━━━━━ Extracted material

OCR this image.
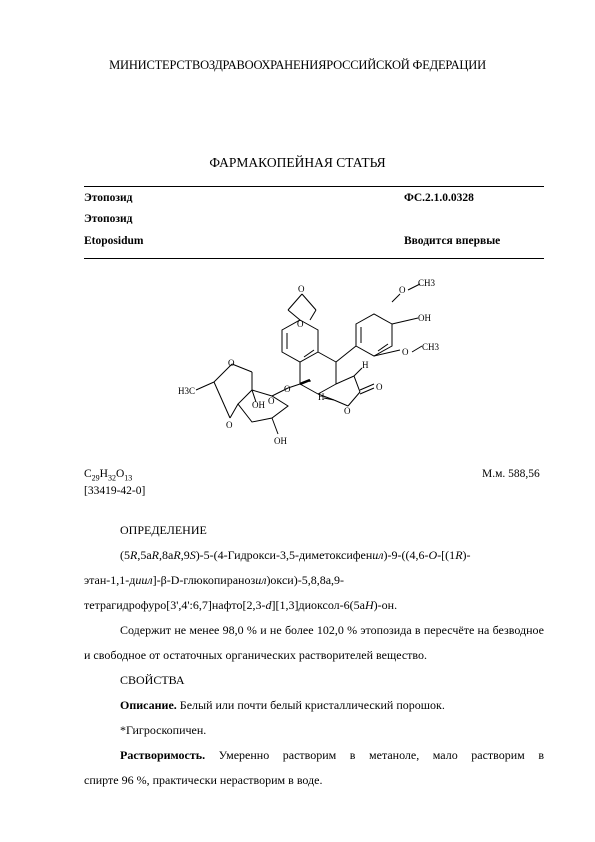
МИНИСТЕРСТВОЗДРАВООХРАНЕНИЯРОССИЙСКОЙ ФЕДЕРАЦИИ
ФАРМАКОПЕЙНАЯ СТАТЬЯ
Этопозид	ФС.2.1.0.0328
Этопозид
Etoposidum	Вводится впервые
O
O
O
CH3
OH
O CH3
H3C
O
O
O
O
OH
OH
H
H
O
O
$C_{29}H_{32}O_{13}$
[33419-42-0]
М.м. 588,56

ОПРЕДЕЛЕНИЕ

(5R,5aR,8aR,9S)-5-(4-Гидрокси-3,5-диметоксифенил)-9-((4,6-O-[(1R)-

этан-1,1-диил]-β-D-глюкопиранозил)окси)-5,8,8a,9-

тетрагидрофуро[3',4':6,7]нафто[2,3-d][1,3]диоксол-6(5aH)-он.

Содержит не менее 98,0 % и не более 102,0 % этопозида в пересчёте на безводное и свободное от остаточных органических растворителей вещество.

СВОЙСТВА

Описание. Белый или почти белый кристаллический порошок.

*Гигроскопичен.

Растворимость. Умеренно растворим в метаноле, мало растворим в

спирте 96 %, практически нерастворим в воде.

━━━━━━━━━━

### Exercise goal
Transcribe the whole listing exactly. Pictures stay out of your copy.

### Task response
OCR this image.
МИНИСТЕРСТВОЗДРАВООХРАНЕНИЯРОССИЙСКОЙ ФЕДЕРАЦИИ
ФАРМАКОПЕЙНАЯ СТАТЬЯ
Этопозид	ФС.2.1.0.0328
Этопозид
Etoposidum	Вводится впервые
O
O
O
CH3
OH
O CH3
H3C
O
O
O
O
OH
OH
H
H
O
O
$C_{29}H_{32}O_{13}$
[33419-42-0]
М.м. 588,56

ОПРЕДЕЛЕНИЕ

(5R,5aR,8aR,9S)-5-(4-Гидрокси-3,5-диметоксифенил)-9-((4,6-O-[(1R)-

этан-1,1-диил]-β-D-глюкопиранозил)окси)-5,8,8a,9-

тетрагидрофуро[3',4':6,7]нафто[2,3-d][1,3]диоксол-6(5aH)-он.

Содержит не менее 98,0 % и не более 102,0 % этопозида в пересчёте на безводное и свободное от остаточных органических растворителей вещество.

СВОЙСТВА

Описание. Белый или почти белый кристаллический порошок.

*Гигроскопичен.

Растворимость. Умеренно растворим в метаноле, мало растворим в

спирте 96 %, практически нерастворим в воде.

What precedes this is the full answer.